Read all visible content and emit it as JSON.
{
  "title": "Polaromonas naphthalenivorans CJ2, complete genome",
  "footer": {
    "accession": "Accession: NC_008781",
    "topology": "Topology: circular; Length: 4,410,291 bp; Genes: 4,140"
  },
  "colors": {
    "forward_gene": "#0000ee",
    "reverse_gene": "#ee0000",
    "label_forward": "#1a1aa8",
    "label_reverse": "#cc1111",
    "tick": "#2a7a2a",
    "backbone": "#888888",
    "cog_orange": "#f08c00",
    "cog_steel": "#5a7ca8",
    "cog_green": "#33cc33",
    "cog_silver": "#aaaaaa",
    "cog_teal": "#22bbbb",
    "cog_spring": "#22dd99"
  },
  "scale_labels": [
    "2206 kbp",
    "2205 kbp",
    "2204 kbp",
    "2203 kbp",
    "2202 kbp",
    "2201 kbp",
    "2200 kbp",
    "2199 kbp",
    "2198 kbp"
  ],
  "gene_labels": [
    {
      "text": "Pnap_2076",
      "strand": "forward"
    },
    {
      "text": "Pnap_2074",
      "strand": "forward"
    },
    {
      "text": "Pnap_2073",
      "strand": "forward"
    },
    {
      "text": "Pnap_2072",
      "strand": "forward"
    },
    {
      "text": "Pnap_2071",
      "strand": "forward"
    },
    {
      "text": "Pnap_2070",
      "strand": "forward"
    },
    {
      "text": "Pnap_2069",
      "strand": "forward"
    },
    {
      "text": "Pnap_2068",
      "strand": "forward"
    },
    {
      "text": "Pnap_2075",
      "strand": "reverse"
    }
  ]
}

########################################

● **Work to complete**
Using the material above, retype every line without altering it.

● **Solution to the problem**
Read all visible content and emit it as JSON.
{
  "title": "Polaromonas naphthalenivorans CJ2, complete genome",
  "footer": {
    "accession": "Accession: NC_008781",
    "topology": "Topology: circular; Length: 4,410,291 bp; Genes: 4,140"
  },
  "colors": {
    "forward_gene": "#0000ee",
    "reverse_gene": "#ee0000",
    "label_forward": "#1a1aa8",
    "label_reverse": "#cc1111",
    "tick": "#2a7a2a",
    "backbone": "#888888",
    "cog_orange": "#f08c00",
    "cog_steel": "#5a7ca8",
    "cog_green": "#33cc33",
    "cog_silver": "#aaaaaa",
    "cog_teal": "#22bbbb",
    "cog_spring": "#22dd99"
  },
  "scale_labels": [
    "2206 kbp",
    "2205 kbp",
    "2204 kbp",
    "2203 kbp",
    "2202 kbp",
    "2201 kbp",
    "2200 kbp",
    "2199 kbp",
    "2198 kbp"
  ],
  "gene_labels": [
    {
      "text": "Pnap_2076",
      "strand": "forward"
    },
    {
      "text": "Pnap_2074",
      "strand": "forward"
    },
    {
      "text": "Pnap_2073",
      "strand": "forward"
    },
    {
      "text": "Pnap_2072",
      "strand": "forward"
    },
    {
      "text": "Pnap_2071",
      "strand": "forward"
    },
    {
      "text": "Pnap_2070",
      "strand": "forward"
    },
    {
      "text": "Pnap_2069",
      "strand": "forward"
    },
    {
      "text": "Pnap_2068",
      "strand": "forward"
    },
    {
      "text": "Pnap_2075",
      "strand": "reverse"
    }
  ]
}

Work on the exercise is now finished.